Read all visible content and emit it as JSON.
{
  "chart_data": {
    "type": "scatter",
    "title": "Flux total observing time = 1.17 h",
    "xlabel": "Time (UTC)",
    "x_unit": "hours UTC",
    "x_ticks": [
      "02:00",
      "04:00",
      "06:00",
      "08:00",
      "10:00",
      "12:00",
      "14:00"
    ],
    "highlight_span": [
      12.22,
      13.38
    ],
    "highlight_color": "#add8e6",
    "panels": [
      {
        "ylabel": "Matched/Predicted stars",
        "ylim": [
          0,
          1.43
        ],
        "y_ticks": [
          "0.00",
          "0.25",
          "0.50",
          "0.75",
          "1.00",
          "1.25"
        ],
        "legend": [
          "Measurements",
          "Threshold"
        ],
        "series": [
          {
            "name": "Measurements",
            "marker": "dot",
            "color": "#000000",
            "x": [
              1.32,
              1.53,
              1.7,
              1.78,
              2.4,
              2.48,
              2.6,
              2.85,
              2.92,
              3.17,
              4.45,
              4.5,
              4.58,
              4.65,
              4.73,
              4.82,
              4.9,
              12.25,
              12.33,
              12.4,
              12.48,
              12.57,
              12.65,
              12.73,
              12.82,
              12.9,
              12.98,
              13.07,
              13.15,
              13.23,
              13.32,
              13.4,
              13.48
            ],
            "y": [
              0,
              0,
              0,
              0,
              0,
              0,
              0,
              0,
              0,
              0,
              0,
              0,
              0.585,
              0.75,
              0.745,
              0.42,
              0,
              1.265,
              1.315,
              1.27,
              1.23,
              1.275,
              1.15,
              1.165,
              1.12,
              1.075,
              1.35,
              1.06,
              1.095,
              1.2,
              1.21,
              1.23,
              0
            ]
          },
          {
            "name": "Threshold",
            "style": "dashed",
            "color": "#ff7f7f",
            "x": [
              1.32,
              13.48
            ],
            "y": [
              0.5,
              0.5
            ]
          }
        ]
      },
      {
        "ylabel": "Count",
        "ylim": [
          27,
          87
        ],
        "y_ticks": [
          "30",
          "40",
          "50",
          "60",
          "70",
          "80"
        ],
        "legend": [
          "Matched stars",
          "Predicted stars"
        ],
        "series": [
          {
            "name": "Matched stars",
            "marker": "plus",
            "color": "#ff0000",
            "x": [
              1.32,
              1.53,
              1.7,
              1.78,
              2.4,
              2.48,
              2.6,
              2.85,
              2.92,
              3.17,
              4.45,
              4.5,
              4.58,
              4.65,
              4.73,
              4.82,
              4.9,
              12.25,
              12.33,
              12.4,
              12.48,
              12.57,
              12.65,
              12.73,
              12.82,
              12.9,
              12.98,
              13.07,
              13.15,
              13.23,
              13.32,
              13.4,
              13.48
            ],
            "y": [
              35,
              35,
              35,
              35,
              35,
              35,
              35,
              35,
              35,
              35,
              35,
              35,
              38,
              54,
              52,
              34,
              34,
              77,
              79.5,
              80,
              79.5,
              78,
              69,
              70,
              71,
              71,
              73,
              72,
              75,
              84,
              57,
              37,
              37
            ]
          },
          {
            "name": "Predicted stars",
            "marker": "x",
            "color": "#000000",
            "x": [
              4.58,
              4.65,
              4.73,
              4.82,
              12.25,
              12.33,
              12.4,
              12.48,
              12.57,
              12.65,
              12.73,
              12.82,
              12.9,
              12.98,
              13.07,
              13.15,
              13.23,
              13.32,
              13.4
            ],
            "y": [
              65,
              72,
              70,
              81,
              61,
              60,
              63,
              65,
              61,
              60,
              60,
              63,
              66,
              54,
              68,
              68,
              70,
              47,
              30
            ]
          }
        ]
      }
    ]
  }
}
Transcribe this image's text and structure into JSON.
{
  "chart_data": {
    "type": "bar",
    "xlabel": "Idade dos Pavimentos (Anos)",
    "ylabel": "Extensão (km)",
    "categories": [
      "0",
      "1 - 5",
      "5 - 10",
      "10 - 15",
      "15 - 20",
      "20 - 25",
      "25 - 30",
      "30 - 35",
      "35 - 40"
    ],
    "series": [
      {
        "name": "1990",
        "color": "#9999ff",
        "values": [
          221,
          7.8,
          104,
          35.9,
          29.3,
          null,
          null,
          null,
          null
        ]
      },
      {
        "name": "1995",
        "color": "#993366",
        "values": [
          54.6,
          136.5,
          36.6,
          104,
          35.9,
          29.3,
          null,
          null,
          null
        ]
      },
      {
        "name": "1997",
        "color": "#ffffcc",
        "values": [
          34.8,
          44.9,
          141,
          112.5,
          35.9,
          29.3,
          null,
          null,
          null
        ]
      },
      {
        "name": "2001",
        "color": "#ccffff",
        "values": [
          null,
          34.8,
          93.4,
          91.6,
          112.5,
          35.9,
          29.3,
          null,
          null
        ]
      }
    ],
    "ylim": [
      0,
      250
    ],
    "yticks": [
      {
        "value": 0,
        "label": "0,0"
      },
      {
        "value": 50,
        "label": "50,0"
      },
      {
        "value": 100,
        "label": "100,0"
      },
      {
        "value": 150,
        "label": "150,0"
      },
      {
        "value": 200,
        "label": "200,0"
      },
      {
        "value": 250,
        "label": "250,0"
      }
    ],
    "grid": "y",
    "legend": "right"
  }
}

◇ ◇ ◇ ◇

== What you will do ==
Find how many lines hold the string "Matched", and state that number alone.

== Result ==
3